DO THIS:
In the records below, count every line containing "Sector". Reply with the number only.

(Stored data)
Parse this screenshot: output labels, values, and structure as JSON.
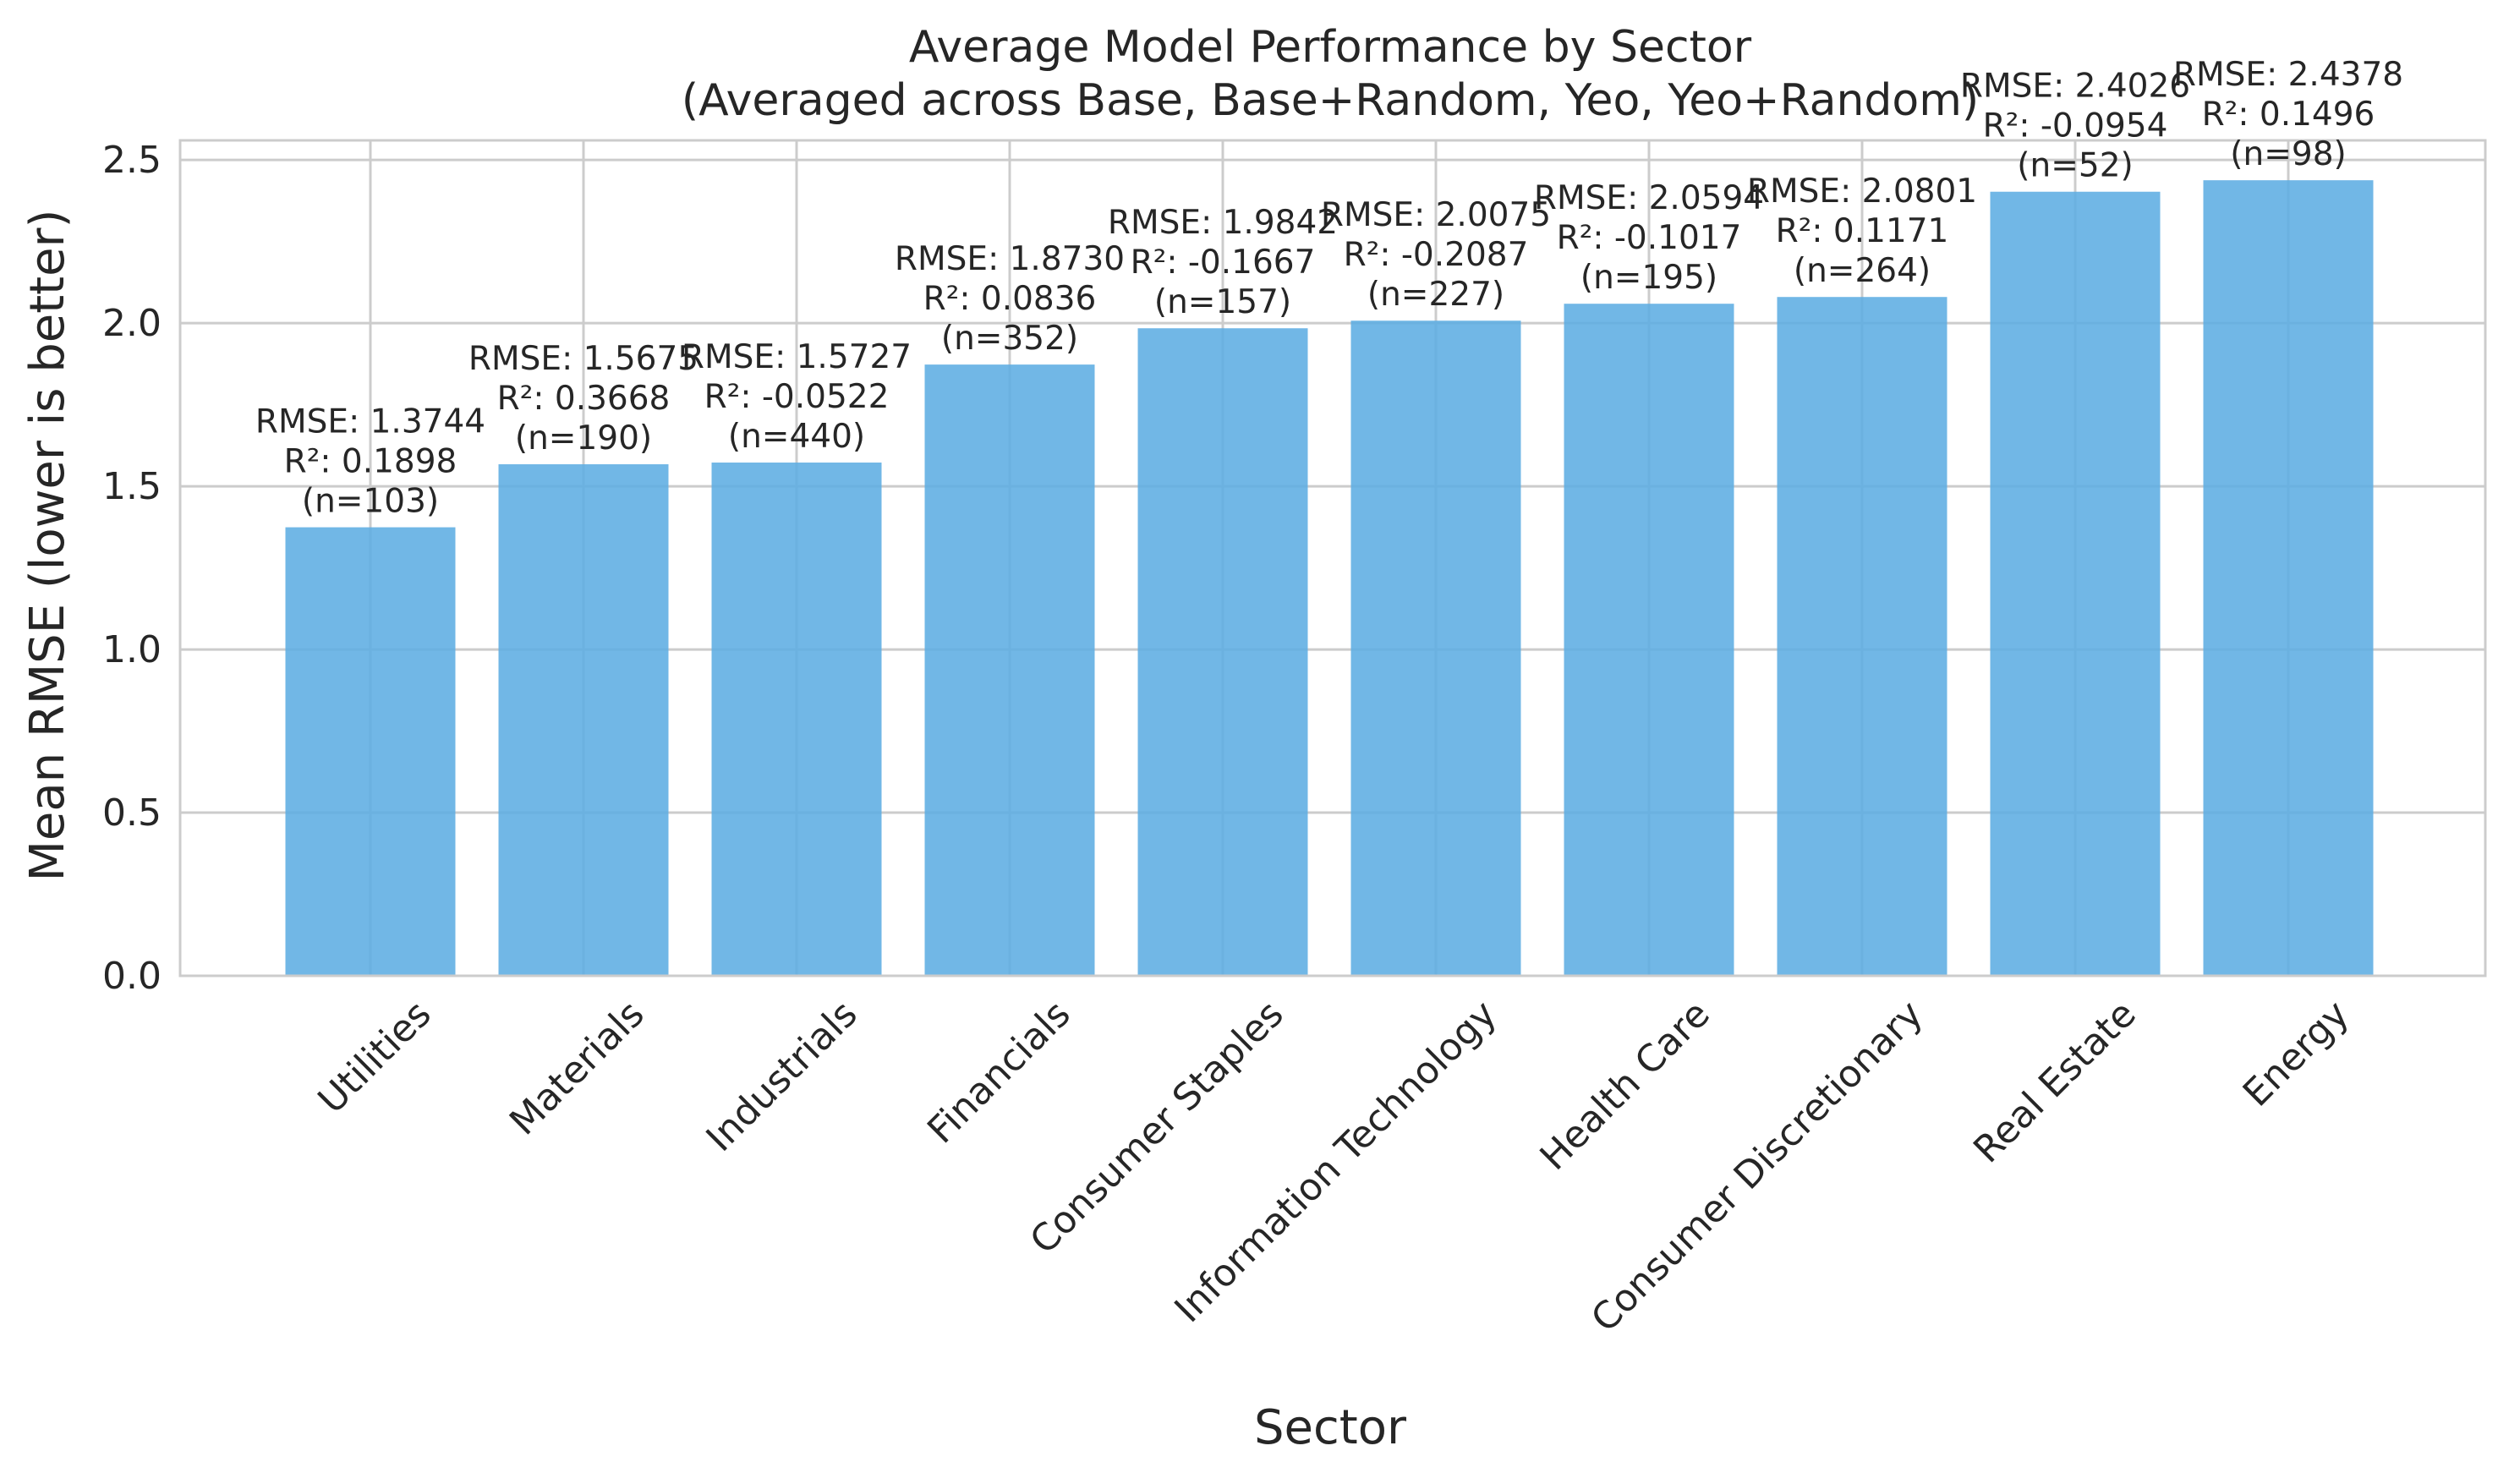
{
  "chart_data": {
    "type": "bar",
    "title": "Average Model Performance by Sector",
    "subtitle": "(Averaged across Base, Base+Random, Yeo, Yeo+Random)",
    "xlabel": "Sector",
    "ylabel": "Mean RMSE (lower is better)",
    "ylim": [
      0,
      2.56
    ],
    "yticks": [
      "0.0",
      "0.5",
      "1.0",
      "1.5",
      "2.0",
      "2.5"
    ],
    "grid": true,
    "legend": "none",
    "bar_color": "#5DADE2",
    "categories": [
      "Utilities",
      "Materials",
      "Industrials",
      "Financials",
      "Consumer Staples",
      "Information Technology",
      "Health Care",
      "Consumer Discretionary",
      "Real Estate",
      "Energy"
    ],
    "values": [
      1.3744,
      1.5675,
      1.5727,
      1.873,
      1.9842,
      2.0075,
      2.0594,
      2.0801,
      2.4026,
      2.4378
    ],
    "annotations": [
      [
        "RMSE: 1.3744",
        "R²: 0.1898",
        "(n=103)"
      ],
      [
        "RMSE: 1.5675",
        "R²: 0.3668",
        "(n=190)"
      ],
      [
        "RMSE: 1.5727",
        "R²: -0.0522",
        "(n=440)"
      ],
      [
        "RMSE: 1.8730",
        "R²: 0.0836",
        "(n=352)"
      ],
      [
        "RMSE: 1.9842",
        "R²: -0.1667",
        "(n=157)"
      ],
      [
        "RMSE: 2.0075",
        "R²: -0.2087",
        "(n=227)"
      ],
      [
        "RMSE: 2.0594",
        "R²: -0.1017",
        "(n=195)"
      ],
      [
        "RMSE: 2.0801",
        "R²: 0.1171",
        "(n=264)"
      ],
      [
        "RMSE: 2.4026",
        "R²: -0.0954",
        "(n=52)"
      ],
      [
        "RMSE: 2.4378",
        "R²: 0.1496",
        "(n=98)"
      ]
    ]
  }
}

==

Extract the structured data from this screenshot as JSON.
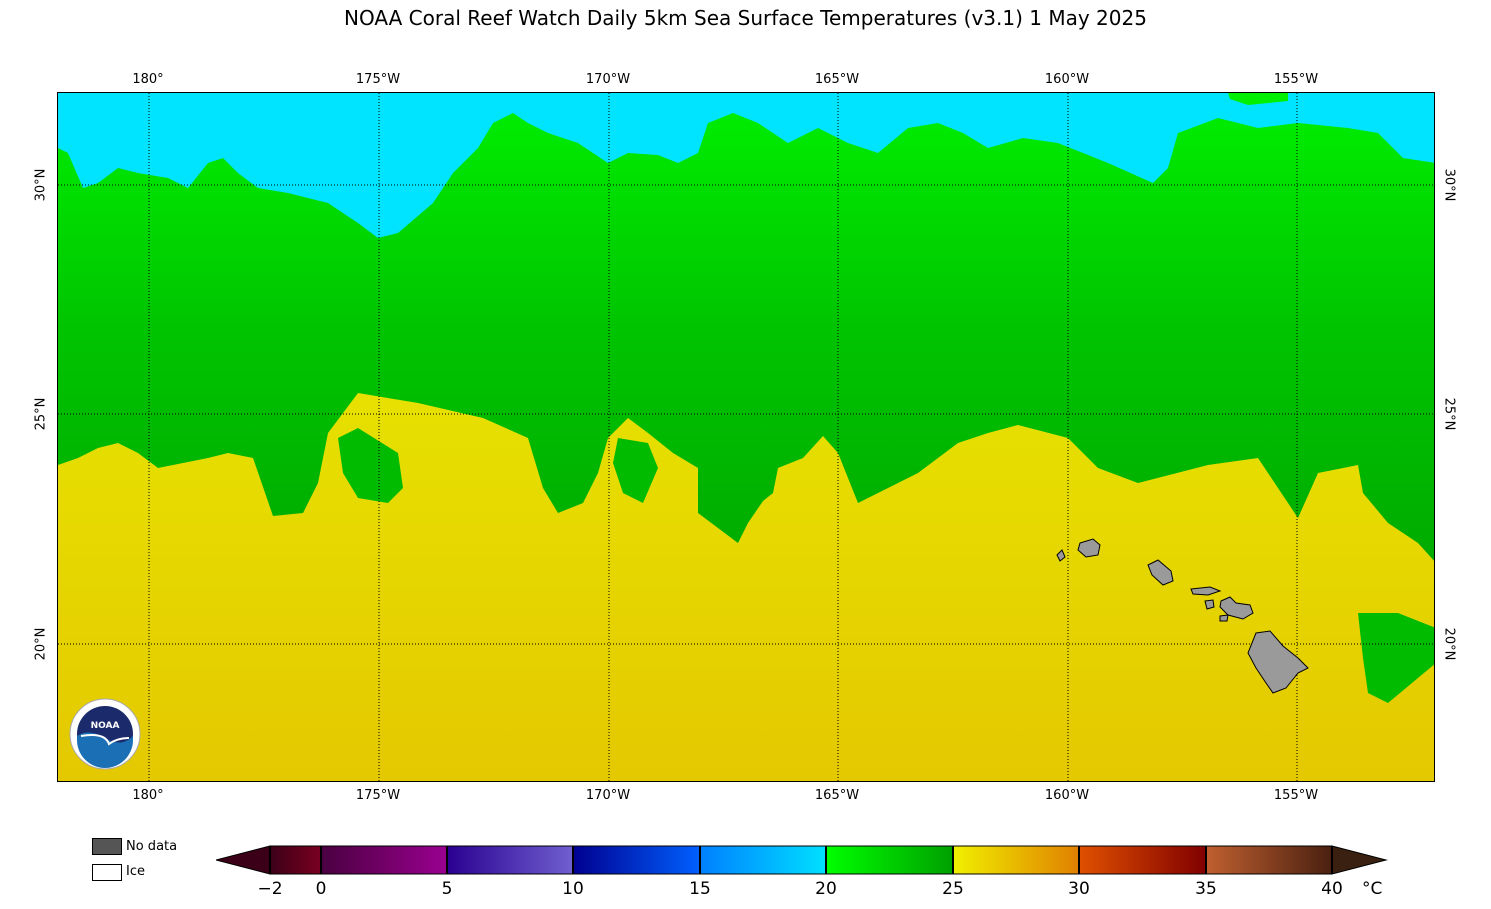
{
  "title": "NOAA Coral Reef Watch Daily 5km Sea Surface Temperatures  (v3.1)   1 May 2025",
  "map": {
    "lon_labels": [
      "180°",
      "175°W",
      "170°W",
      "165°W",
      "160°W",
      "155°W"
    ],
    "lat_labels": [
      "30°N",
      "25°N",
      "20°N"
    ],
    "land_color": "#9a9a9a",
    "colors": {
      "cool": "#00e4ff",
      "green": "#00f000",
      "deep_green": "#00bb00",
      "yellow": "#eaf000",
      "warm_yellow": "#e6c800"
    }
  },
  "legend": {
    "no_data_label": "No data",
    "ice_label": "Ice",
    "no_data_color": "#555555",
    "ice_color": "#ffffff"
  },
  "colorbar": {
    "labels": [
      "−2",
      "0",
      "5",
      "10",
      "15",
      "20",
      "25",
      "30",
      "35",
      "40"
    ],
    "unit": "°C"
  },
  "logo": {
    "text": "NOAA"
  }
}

==

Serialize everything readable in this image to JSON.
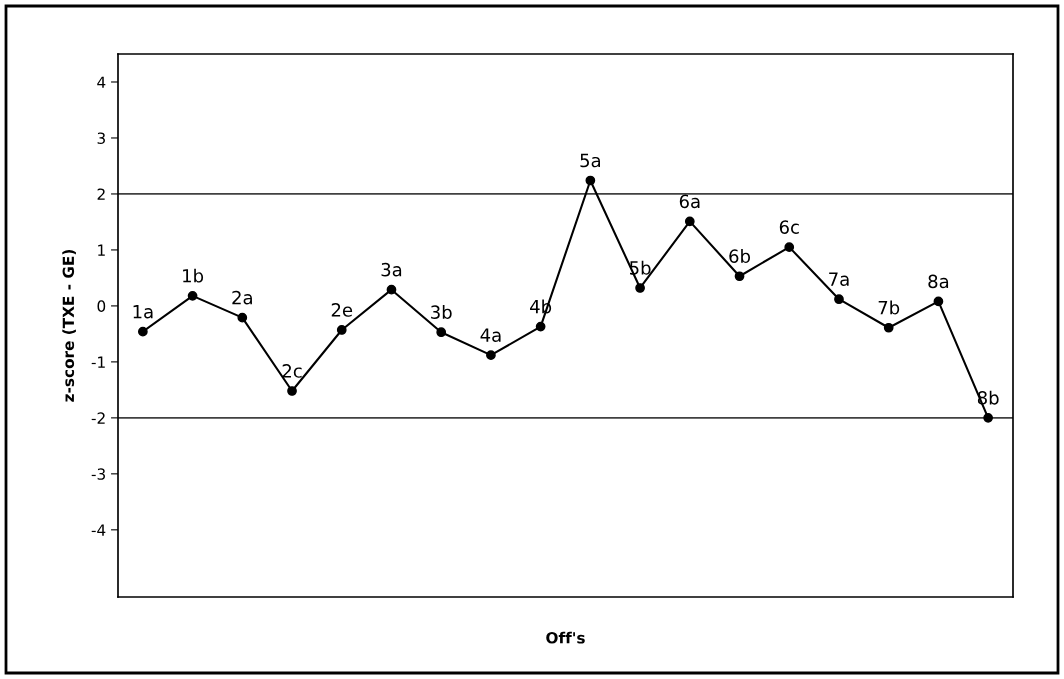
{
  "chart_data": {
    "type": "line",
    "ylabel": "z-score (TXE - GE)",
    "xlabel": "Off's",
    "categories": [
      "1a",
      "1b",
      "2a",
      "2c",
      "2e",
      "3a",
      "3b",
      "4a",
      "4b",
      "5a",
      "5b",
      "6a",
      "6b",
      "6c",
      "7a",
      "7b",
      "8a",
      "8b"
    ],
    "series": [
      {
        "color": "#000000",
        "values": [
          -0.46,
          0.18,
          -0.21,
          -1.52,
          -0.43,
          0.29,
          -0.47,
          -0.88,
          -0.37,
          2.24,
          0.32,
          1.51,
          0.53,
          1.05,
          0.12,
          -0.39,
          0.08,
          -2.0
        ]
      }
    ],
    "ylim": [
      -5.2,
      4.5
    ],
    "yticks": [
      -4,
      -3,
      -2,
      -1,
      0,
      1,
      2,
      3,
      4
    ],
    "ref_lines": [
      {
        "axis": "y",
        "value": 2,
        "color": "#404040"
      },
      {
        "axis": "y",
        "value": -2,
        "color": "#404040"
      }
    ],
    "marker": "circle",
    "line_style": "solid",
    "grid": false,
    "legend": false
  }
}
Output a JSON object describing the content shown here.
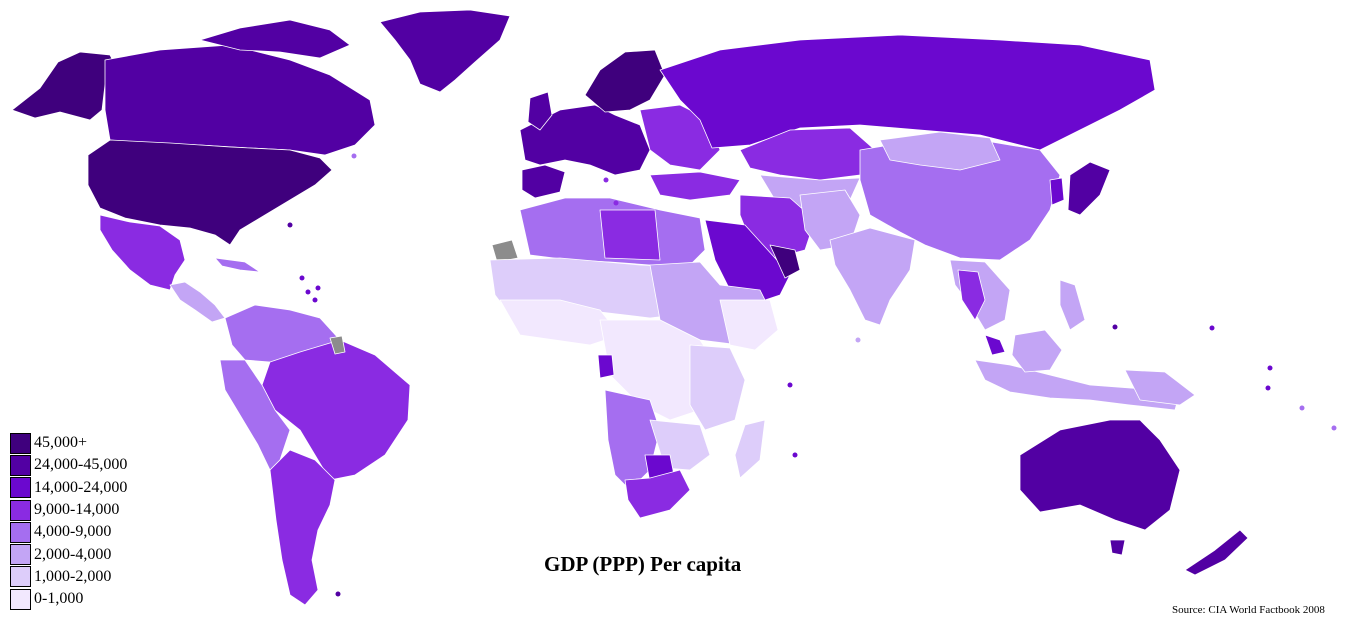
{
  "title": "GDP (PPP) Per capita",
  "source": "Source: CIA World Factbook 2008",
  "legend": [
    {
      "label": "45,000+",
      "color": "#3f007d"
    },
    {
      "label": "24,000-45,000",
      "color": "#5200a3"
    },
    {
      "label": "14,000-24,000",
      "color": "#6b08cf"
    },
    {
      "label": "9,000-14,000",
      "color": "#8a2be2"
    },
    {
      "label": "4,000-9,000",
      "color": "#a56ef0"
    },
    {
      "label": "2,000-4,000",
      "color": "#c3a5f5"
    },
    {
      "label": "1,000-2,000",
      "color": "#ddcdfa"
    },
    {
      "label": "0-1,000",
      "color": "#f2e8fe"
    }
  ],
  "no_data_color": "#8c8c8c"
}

IN RESPONSE:
2